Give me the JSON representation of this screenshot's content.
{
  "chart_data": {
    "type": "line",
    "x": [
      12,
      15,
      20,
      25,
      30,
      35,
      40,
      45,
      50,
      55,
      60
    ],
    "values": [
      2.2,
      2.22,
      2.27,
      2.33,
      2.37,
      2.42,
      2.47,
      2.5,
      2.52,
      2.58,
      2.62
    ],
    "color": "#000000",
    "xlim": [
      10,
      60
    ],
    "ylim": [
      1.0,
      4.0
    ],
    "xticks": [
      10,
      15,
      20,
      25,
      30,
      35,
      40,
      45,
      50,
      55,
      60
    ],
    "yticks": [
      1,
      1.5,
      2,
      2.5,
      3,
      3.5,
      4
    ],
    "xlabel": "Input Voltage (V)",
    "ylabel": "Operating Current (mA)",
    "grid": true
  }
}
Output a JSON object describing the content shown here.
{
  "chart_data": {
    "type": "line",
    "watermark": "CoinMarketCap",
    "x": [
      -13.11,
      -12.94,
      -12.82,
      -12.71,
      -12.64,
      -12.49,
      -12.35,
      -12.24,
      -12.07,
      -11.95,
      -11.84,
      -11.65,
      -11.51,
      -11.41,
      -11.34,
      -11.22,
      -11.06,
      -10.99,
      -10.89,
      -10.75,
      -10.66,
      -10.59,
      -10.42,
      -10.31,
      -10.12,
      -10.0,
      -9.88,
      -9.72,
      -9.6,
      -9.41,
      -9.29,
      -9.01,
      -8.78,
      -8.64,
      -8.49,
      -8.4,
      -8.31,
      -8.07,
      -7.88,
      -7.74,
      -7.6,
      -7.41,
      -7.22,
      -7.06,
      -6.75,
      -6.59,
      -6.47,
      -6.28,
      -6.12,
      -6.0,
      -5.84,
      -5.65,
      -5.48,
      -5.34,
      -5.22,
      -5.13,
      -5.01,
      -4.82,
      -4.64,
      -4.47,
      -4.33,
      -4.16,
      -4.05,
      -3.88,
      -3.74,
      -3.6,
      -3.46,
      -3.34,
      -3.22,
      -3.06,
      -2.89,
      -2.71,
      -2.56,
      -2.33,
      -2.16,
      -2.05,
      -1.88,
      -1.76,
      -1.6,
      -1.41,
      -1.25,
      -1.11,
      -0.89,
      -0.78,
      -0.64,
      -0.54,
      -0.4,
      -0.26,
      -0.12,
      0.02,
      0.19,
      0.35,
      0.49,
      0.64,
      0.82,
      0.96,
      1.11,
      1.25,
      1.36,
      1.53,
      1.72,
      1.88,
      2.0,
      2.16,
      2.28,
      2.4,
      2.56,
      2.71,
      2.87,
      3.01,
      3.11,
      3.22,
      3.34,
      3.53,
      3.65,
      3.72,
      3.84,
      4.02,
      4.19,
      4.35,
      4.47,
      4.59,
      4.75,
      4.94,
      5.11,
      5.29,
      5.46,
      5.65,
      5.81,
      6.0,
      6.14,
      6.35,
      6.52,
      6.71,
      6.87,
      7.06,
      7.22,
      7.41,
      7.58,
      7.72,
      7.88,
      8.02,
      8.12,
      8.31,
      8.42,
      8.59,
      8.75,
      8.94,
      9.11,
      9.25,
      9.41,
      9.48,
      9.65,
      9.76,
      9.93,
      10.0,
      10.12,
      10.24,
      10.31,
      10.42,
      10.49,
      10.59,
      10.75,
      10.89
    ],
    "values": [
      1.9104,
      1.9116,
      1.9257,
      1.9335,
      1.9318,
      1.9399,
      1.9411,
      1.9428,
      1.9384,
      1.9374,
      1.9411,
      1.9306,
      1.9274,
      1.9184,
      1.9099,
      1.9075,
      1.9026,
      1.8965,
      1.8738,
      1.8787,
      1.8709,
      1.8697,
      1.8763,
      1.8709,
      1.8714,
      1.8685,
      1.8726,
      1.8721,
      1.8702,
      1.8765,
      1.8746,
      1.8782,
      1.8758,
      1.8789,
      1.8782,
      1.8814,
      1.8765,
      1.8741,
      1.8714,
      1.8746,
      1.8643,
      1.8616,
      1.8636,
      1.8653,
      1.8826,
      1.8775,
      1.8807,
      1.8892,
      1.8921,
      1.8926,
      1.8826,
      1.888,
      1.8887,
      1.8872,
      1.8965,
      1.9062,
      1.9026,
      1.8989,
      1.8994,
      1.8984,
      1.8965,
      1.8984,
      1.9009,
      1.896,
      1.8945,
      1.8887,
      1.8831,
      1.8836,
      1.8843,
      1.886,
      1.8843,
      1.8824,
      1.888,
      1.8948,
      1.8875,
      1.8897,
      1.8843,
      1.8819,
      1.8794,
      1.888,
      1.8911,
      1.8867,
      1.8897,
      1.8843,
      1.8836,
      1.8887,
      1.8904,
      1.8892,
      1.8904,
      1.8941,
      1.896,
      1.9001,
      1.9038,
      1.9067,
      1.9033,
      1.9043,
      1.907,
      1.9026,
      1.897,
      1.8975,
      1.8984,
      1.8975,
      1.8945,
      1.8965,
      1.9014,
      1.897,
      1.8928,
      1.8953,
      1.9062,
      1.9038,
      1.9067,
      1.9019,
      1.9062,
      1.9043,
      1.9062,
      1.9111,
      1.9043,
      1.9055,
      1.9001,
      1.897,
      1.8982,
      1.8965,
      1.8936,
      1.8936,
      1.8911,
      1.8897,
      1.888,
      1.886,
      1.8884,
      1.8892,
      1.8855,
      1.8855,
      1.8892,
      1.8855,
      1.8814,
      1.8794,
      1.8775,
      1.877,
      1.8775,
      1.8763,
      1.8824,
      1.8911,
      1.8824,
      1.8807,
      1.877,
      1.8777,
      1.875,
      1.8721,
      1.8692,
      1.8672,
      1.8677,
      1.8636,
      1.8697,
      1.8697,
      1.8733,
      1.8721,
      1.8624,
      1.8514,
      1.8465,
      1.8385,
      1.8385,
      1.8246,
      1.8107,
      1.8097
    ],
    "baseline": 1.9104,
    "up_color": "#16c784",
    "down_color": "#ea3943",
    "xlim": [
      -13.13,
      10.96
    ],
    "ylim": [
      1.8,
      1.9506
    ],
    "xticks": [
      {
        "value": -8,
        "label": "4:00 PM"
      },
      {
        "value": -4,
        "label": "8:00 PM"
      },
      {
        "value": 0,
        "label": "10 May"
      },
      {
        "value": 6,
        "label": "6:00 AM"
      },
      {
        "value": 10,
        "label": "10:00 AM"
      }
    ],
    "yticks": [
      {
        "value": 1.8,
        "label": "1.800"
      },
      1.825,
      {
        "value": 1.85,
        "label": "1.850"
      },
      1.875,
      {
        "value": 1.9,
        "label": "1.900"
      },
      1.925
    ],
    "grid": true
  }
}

- - - - - - -

-- Required task --
Write down all the entries again without a single difference.

-- Response for this exercise --
Give me the JSON representation of this screenshot's content.
{
  "chart_data": {
    "type": "line",
    "x": [
      12,
      15,
      20,
      25,
      30,
      35,
      40,
      45,
      50,
      55,
      60
    ],
    "values": [
      2.2,
      2.22,
      2.27,
      2.33,
      2.37,
      2.42,
      2.47,
      2.5,
      2.52,
      2.58,
      2.62
    ],
    "color": "#000000",
    "xlim": [
      10,
      60
    ],
    "ylim": [
      1.0,
      4.0
    ],
    "xticks": [
      10,
      15,
      20,
      25,
      30,
      35,
      40,
      45,
      50,
      55,
      60
    ],
    "yticks": [
      1,
      1.5,
      2,
      2.5,
      3,
      3.5,
      4
    ],
    "xlabel": "Input Voltage (V)",
    "ylabel": "Operating Current (mA)",
    "grid": true
  }
}
Output a JSON object describing the content shown here.
{
  "chart_data": {
    "type": "line",
    "watermark": "CoinMarketCap",
    "x": [
      -13.11,
      -12.94,
      -12.82,
      -12.71,
      -12.64,
      -12.49,
      -12.35,
      -12.24,
      -12.07,
      -11.95,
      -11.84,
      -11.65,
      -11.51,
      -11.41,
      -11.34,
      -11.22,
      -11.06,
      -10.99,
      -10.89,
      -10.75,
      -10.66,
      -10.59,
      -10.42,
      -10.31,
      -10.12,
      -10.0,
      -9.88,
      -9.72,
      -9.6,
      -9.41,
      -9.29,
      -9.01,
      -8.78,
      -8.64,
      -8.49,
      -8.4,
      -8.31,
      -8.07,
      -7.88,
      -7.74,
      -7.6,
      -7.41,
      -7.22,
      -7.06,
      -6.75,
      -6.59,
      -6.47,
      -6.28,
      -6.12,
      -6.0,
      -5.84,
      -5.65,
      -5.48,
      -5.34,
      -5.22,
      -5.13,
      -5.01,
      -4.82,
      -4.64,
      -4.47,
      -4.33,
      -4.16,
      -4.05,
      -3.88,
      -3.74,
      -3.6,
      -3.46,
      -3.34,
      -3.22,
      -3.06,
      -2.89,
      -2.71,
      -2.56,
      -2.33,
      -2.16,
      -2.05,
      -1.88,
      -1.76,
      -1.6,
      -1.41,
      -1.25,
      -1.11,
      -0.89,
      -0.78,
      -0.64,
      -0.54,
      -0.4,
      -0.26,
      -0.12,
      0.02,
      0.19,
      0.35,
      0.49,
      0.64,
      0.82,
      0.96,
      1.11,
      1.25,
      1.36,
      1.53,
      1.72,
      1.88,
      2.0,
      2.16,
      2.28,
      2.4,
      2.56,
      2.71,
      2.87,
      3.01,
      3.11,
      3.22,
      3.34,
      3.53,
      3.65,
      3.72,
      3.84,
      4.02,
      4.19,
      4.35,
      4.47,
      4.59,
      4.75,
      4.94,
      5.11,
      5.29,
      5.46,
      5.65,
      5.81,
      6.0,
      6.14,
      6.35,
      6.52,
      6.71,
      6.87,
      7.06,
      7.22,
      7.41,
      7.58,
      7.72,
      7.88,
      8.02,
      8.12,
      8.31,
      8.42,
      8.59,
      8.75,
      8.94,
      9.11,
      9.25,
      9.41,
      9.48,
      9.65,
      9.76,
      9.93,
      10.0,
      10.12,
      10.24,
      10.31,
      10.42,
      10.49,
      10.59,
      10.75,
      10.89
    ],
    "values": [
      1.9104,
      1.9116,
      1.9257,
      1.9335,
      1.9318,
      1.9399,
      1.9411,
      1.9428,
      1.9384,
      1.9374,
      1.9411,
      1.9306,
      1.9274,
      1.9184,
      1.9099,
      1.9075,
      1.9026,
      1.8965,
      1.8738,
      1.8787,
      1.8709,
      1.8697,
      1.8763,
      1.8709,
      1.8714,
      1.8685,
      1.8726,
      1.8721,
      1.8702,
      1.8765,
      1.8746,
      1.8782,
      1.8758,
      1.8789,
      1.8782,
      1.8814,
      1.8765,
      1.8741,
      1.8714,
      1.8746,
      1.8643,
      1.8616,
      1.8636,
      1.8653,
      1.8826,
      1.8775,
      1.8807,
      1.8892,
      1.8921,
      1.8926,
      1.8826,
      1.888,
      1.8887,
      1.8872,
      1.8965,
      1.9062,
      1.9026,
      1.8989,
      1.8994,
      1.8984,
      1.8965,
      1.8984,
      1.9009,
      1.896,
      1.8945,
      1.8887,
      1.8831,
      1.8836,
      1.8843,
      1.886,
      1.8843,
      1.8824,
      1.888,
      1.8948,
      1.8875,
      1.8897,
      1.8843,
      1.8819,
      1.8794,
      1.888,
      1.8911,
      1.8867,
      1.8897,
      1.8843,
      1.8836,
      1.8887,
      1.8904,
      1.8892,
      1.8904,
      1.8941,
      1.896,
      1.9001,
      1.9038,
      1.9067,
      1.9033,
      1.9043,
      1.907,
      1.9026,
      1.897,
      1.8975,
      1.8984,
      1.8975,
      1.8945,
      1.8965,
      1.9014,
      1.897,
      1.8928,
      1.8953,
      1.9062,
      1.9038,
      1.9067,
      1.9019,
      1.9062,
      1.9043,
      1.9062,
      1.9111,
      1.9043,
      1.9055,
      1.9001,
      1.897,
      1.8982,
      1.8965,
      1.8936,
      1.8936,
      1.8911,
      1.8897,
      1.888,
      1.886,
      1.8884,
      1.8892,
      1.8855,
      1.8855,
      1.8892,
      1.8855,
      1.8814,
      1.8794,
      1.8775,
      1.877,
      1.8775,
      1.8763,
      1.8824,
      1.8911,
      1.8824,
      1.8807,
      1.877,
      1.8777,
      1.875,
      1.8721,
      1.8692,
      1.8672,
      1.8677,
      1.8636,
      1.8697,
      1.8697,
      1.8733,
      1.8721,
      1.8624,
      1.8514,
      1.8465,
      1.8385,
      1.8385,
      1.8246,
      1.8107,
      1.8097
    ],
    "baseline": 1.9104,
    "up_color": "#16c784",
    "down_color": "#ea3943",
    "xlim": [
      -13.13,
      10.96
    ],
    "ylim": [
      1.8,
      1.9506
    ],
    "xticks": [
      {
        "value": -8,
        "label": "4:00 PM"
      },
      {
        "value": -4,
        "label": "8:00 PM"
      },
      {
        "value": 0,
        "label": "10 May"
      },
      {
        "value": 6,
        "label": "6:00 AM"
      },
      {
        "value": 10,
        "label": "10:00 AM"
      }
    ],
    "yticks": [
      {
        "value": 1.8,
        "label": "1.800"
      },
      1.825,
      {
        "value": 1.85,
        "label": "1.850"
      },
      1.875,
      {
        "value": 1.9,
        "label": "1.900"
      },
      1.925
    ],
    "grid": true
  }
}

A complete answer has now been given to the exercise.